Of all the lines in the material, how many include the word "yoktur"? Reply with the number alone.
___
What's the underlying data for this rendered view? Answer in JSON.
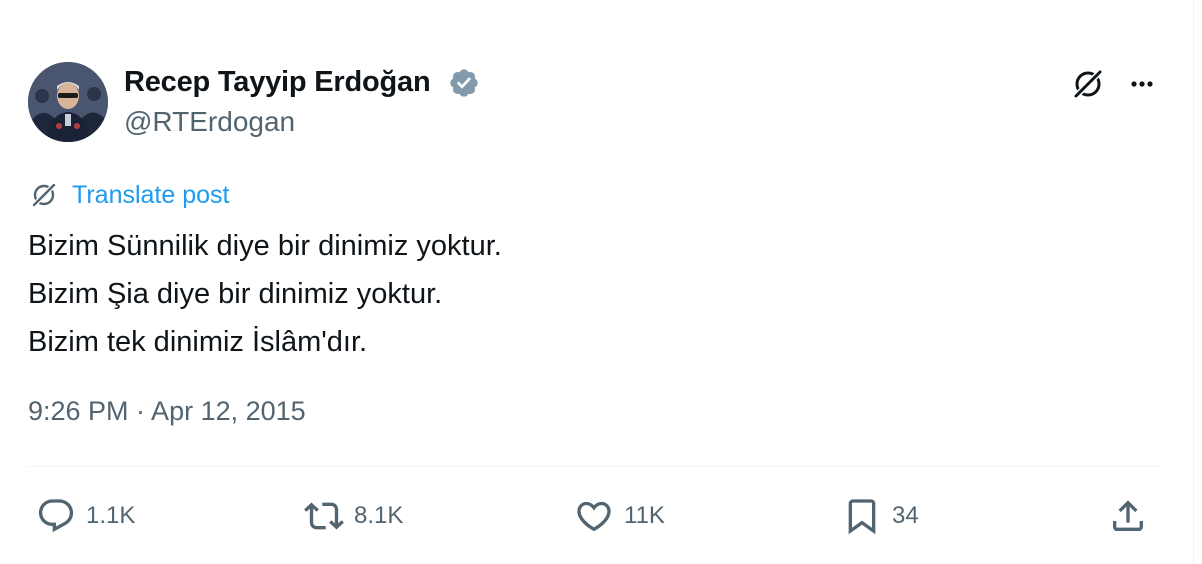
{
  "tweet": {
    "author": {
      "display_name": "Recep Tayyip Erdoğan",
      "handle": "@RTErdogan",
      "verified": true
    },
    "translate_label": "Translate post",
    "text_lines": [
      "Bizim Sünnilik diye bir dinimiz yoktur.",
      "Bizim Şia diye bir dinimiz yoktur.",
      "Bizim tek dinimiz İslâm'dır."
    ],
    "timestamp": "9:26 PM · Apr 12, 2015",
    "metrics": {
      "replies": "1.1K",
      "reposts": "8.1K",
      "likes": "11K",
      "bookmarks": "34"
    }
  },
  "colors": {
    "text": "#0f1419",
    "secondary": "#536471",
    "link": "#1d9bf0",
    "verified_badge": "#829aab",
    "divider": "#eff3f4"
  },
  "icons": {
    "grok": "grok-icon",
    "more": "more-icon",
    "translate": "translate-icon",
    "reply": "reply-icon",
    "repost": "repost-icon",
    "like": "heart-icon",
    "bookmark": "bookmark-icon",
    "share": "share-icon"
  }
}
___
Task output:
2